Which lines in the records below contain the word "subtropics"? Copy each one out.

*Record list*.
☆ ☆ ☆ ☆ ☆
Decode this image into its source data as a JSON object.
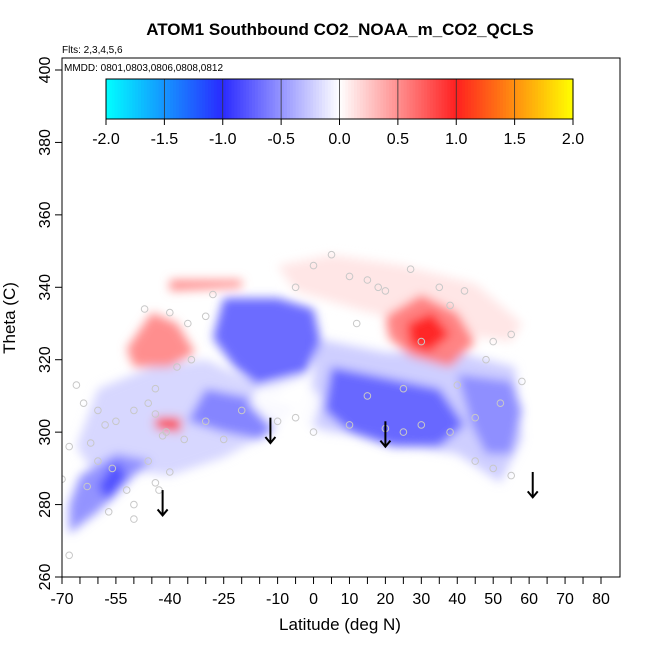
{
  "chart_data": {
    "type": "heatmap",
    "title": "ATOM1 Southbound CO2_NOAA_m_CO2_QCLS",
    "flights_label": "Flts: 2,3,4,5,6",
    "mmdd_label": "MMDD: 0801,0803,0806,0808,0812",
    "xlabel": "Latitude (deg N)",
    "ylabel": "Theta (C)",
    "xlim": [
      -70,
      85
    ],
    "ylim": [
      260,
      402
    ],
    "x_ticks": [
      -70,
      -55,
      -40,
      -25,
      -10,
      0,
      10,
      20,
      30,
      40,
      50,
      60,
      70,
      80
    ],
    "x_tick_labels": [
      "-70",
      "-55",
      "-40",
      "-25",
      "-10",
      "0",
      "10",
      "20",
      "30",
      "40",
      "50",
      "60",
      "70",
      "80"
    ],
    "x_minor_ticks": [
      -65,
      -60,
      -50,
      -45,
      -35,
      -30,
      -20,
      -15,
      -5,
      5,
      15,
      25,
      35,
      45,
      55,
      65,
      75
    ],
    "y_ticks": [
      260,
      280,
      300,
      320,
      340,
      360,
      380,
      400
    ],
    "y_tick_labels": [
      "260",
      "280",
      "300",
      "320",
      "340",
      "360",
      "380",
      "400"
    ],
    "colorbar": {
      "range": [
        -2.0,
        2.0
      ],
      "ticks": [
        -2.0,
        -1.5,
        -1.0,
        -0.5,
        0.0,
        0.5,
        1.0,
        1.5,
        2.0
      ],
      "tick_labels": [
        "-2.0",
        "-1.5",
        "-1.0",
        "-0.5",
        "0.0",
        "0.5",
        "1.0",
        "1.5",
        "2.0"
      ],
      "stops": [
        {
          "v": -2.0,
          "color": "#00ffff"
        },
        {
          "v": -1.0,
          "color": "#2a2aff"
        },
        {
          "v": 0.0,
          "color": "#ffffff"
        },
        {
          "v": 1.0,
          "color": "#ff2020"
        },
        {
          "v": 2.0,
          "color": "#ffff00"
        }
      ]
    },
    "field_regions": [
      {
        "name": "northern-upper-weak-positive",
        "value": 0.12,
        "polygon": [
          [
            -10,
            346
          ],
          [
            5,
            349
          ],
          [
            25,
            346
          ],
          [
            45,
            341
          ],
          [
            58,
            330
          ],
          [
            55,
            325
          ],
          [
            35,
            328
          ],
          [
            12,
            334
          ],
          [
            -5,
            339
          ]
        ]
      },
      {
        "name": "tropics-lower-weak-negative",
        "value": -0.25,
        "polygon": [
          [
            0,
            326
          ],
          [
            20,
            322
          ],
          [
            40,
            322
          ],
          [
            56,
            318
          ],
          [
            58,
            298
          ],
          [
            52,
            286
          ],
          [
            40,
            294
          ],
          [
            28,
            296
          ],
          [
            18,
            299
          ],
          [
            5,
            300
          ],
          [
            -5,
            303
          ],
          [
            0,
            315
          ]
        ]
      },
      {
        "name": "southern-lower-weak-negative",
        "value": -0.2,
        "polygon": [
          [
            -66,
            296
          ],
          [
            -62,
            290
          ],
          [
            -55,
            290
          ],
          [
            -40,
            288
          ],
          [
            -25,
            293
          ],
          [
            -12,
            300
          ],
          [
            -15,
            313
          ],
          [
            -30,
            320
          ],
          [
            -45,
            318
          ],
          [
            -60,
            312
          ]
        ]
      },
      {
        "name": "equatorial-upper-negative",
        "value": -0.75,
        "polygon": [
          [
            -25,
            337
          ],
          [
            -10,
            337
          ],
          [
            0,
            334
          ],
          [
            2,
            325
          ],
          [
            -3,
            315
          ],
          [
            -12,
            310
          ],
          [
            -22,
            318
          ],
          [
            -28,
            326
          ]
        ]
      },
      {
        "name": "equatorial-lower-negative",
        "value": -0.6,
        "polygon": [
          [
            -30,
            312
          ],
          [
            -15,
            309
          ],
          [
            -5,
            307
          ],
          [
            -10,
            302
          ],
          [
            -15,
            298
          ],
          [
            -25,
            300
          ],
          [
            -35,
            303
          ]
        ]
      },
      {
        "name": "northern-tropics-negative",
        "value": -0.75,
        "polygon": [
          [
            5,
            318
          ],
          [
            20,
            315
          ],
          [
            35,
            312
          ],
          [
            42,
            302
          ],
          [
            35,
            296
          ],
          [
            22,
            296
          ],
          [
            10,
            300
          ],
          [
            3,
            306
          ]
        ]
      },
      {
        "name": "north-midlat-negative",
        "value": -0.55,
        "polygon": [
          [
            40,
            316
          ],
          [
            55,
            314
          ],
          [
            58,
            306
          ],
          [
            55,
            294
          ],
          [
            48,
            294
          ],
          [
            44,
            302
          ]
        ]
      },
      {
        "name": "south-highlat-lower-negative",
        "value": -0.55,
        "polygon": [
          [
            -68,
            272
          ],
          [
            -60,
            278
          ],
          [
            -50,
            288
          ],
          [
            -45,
            292
          ],
          [
            -55,
            294
          ],
          [
            -65,
            288
          ],
          [
            -68,
            280
          ]
        ]
      },
      {
        "name": "south-highlat-core-negative",
        "value": -0.85,
        "polygon": [
          [
            -60,
            285
          ],
          [
            -55,
            292
          ],
          [
            -52,
            288
          ],
          [
            -57,
            281
          ]
        ]
      },
      {
        "name": "south-midlat-positive",
        "value": 0.55,
        "polygon": [
          [
            -52,
            323
          ],
          [
            -45,
            333
          ],
          [
            -38,
            330
          ],
          [
            -33,
            322
          ],
          [
            -40,
            318
          ],
          [
            -50,
            318
          ]
        ]
      },
      {
        "name": "north-subtropics-positive",
        "value": 0.6,
        "polygon": [
          [
            20,
            332
          ],
          [
            30,
            338
          ],
          [
            40,
            333
          ],
          [
            45,
            325
          ],
          [
            38,
            318
          ],
          [
            27,
            321
          ],
          [
            21,
            326
          ]
        ]
      },
      {
        "name": "north-subtropics-core-positive",
        "value": 1.0,
        "polygon": [
          [
            26,
            330
          ],
          [
            33,
            333
          ],
          [
            38,
            327
          ],
          [
            32,
            322
          ],
          [
            27,
            324
          ]
        ]
      },
      {
        "name": "south-small-positive-patch",
        "value": 0.9,
        "polygon": [
          [
            -44,
            304
          ],
          [
            -37,
            304
          ],
          [
            -37,
            300
          ],
          [
            -44,
            301
          ]
        ]
      },
      {
        "name": "upper-south-positive-band",
        "value": 0.55,
        "polygon": [
          [
            -40,
            342
          ],
          [
            -20,
            342
          ],
          [
            -20,
            340
          ],
          [
            -40,
            339
          ]
        ]
      }
    ],
    "blank_notch": {
      "polygon": [
        [
          -15,
          313
        ],
        [
          -3,
          316
        ],
        [
          2,
          309
        ],
        [
          0,
          302
        ],
        [
          -12,
          302
        ],
        [
          -18,
          308
        ]
      ]
    },
    "sample_points": [
      [
        -68,
        266
      ],
      [
        -70,
        287
      ],
      [
        -68,
        296
      ],
      [
        -66,
        313
      ],
      [
        -64,
        308
      ],
      [
        -60,
        306
      ],
      [
        -55,
        303
      ],
      [
        -50,
        306
      ],
      [
        -46,
        308
      ],
      [
        -44,
        312
      ],
      [
        -41,
        300
      ],
      [
        -38,
        318
      ],
      [
        -34,
        320
      ],
      [
        -58,
        302
      ],
      [
        -46,
        292
      ],
      [
        -44,
        286
      ],
      [
        -43,
        284
      ],
      [
        -50,
        280
      ],
      [
        -40,
        289
      ],
      [
        -56,
        290
      ],
      [
        -52,
        284
      ],
      [
        -47,
        334
      ],
      [
        -40,
        333
      ],
      [
        -35,
        330
      ],
      [
        -30,
        332
      ],
      [
        -28,
        338
      ],
      [
        -5,
        340
      ],
      [
        0,
        346
      ],
      [
        5,
        349
      ],
      [
        10,
        343
      ],
      [
        15,
        342
      ],
      [
        18,
        340
      ],
      [
        20,
        339
      ],
      [
        27,
        345
      ],
      [
        35,
        340
      ],
      [
        38,
        335
      ],
      [
        42,
        339
      ],
      [
        -5,
        304
      ],
      [
        -10,
        303
      ],
      [
        0,
        300
      ],
      [
        10,
        302
      ],
      [
        20,
        301
      ],
      [
        25,
        300
      ],
      [
        30,
        302
      ],
      [
        38,
        300
      ],
      [
        45,
        292
      ],
      [
        50,
        290
      ],
      [
        55,
        288
      ],
      [
        58,
        314
      ],
      [
        48,
        320
      ],
      [
        45,
        304
      ],
      [
        52,
        308
      ],
      [
        40,
        313
      ],
      [
        25,
        312
      ],
      [
        15,
        310
      ],
      [
        12,
        330
      ],
      [
        30,
        325
      ],
      [
        50,
        325
      ],
      [
        55,
        327
      ],
      [
        -20,
        306
      ],
      [
        -25,
        298
      ],
      [
        -30,
        303
      ],
      [
        -60,
        292
      ],
      [
        -63,
        285
      ],
      [
        -57,
        278
      ],
      [
        -50,
        276
      ],
      [
        -62,
        297
      ],
      [
        -42,
        299
      ],
      [
        -36,
        298
      ],
      [
        -44,
        305
      ]
    ],
    "arrows": [
      {
        "lat": -42,
        "theta_top": 284,
        "theta_bottom": 277
      },
      {
        "lat": -12,
        "theta_top": 304,
        "theta_bottom": 297
      },
      {
        "lat": 20,
        "theta_top": 303,
        "theta_bottom": 296
      },
      {
        "lat": 61,
        "theta_top": 289,
        "theta_bottom": 282
      }
    ]
  }
}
☆ ☆ ☆ ☆ ☆
*Solution for this task*.
        "name": "north-subtropics-positive",
        "name": "north-subtropics-core-positive",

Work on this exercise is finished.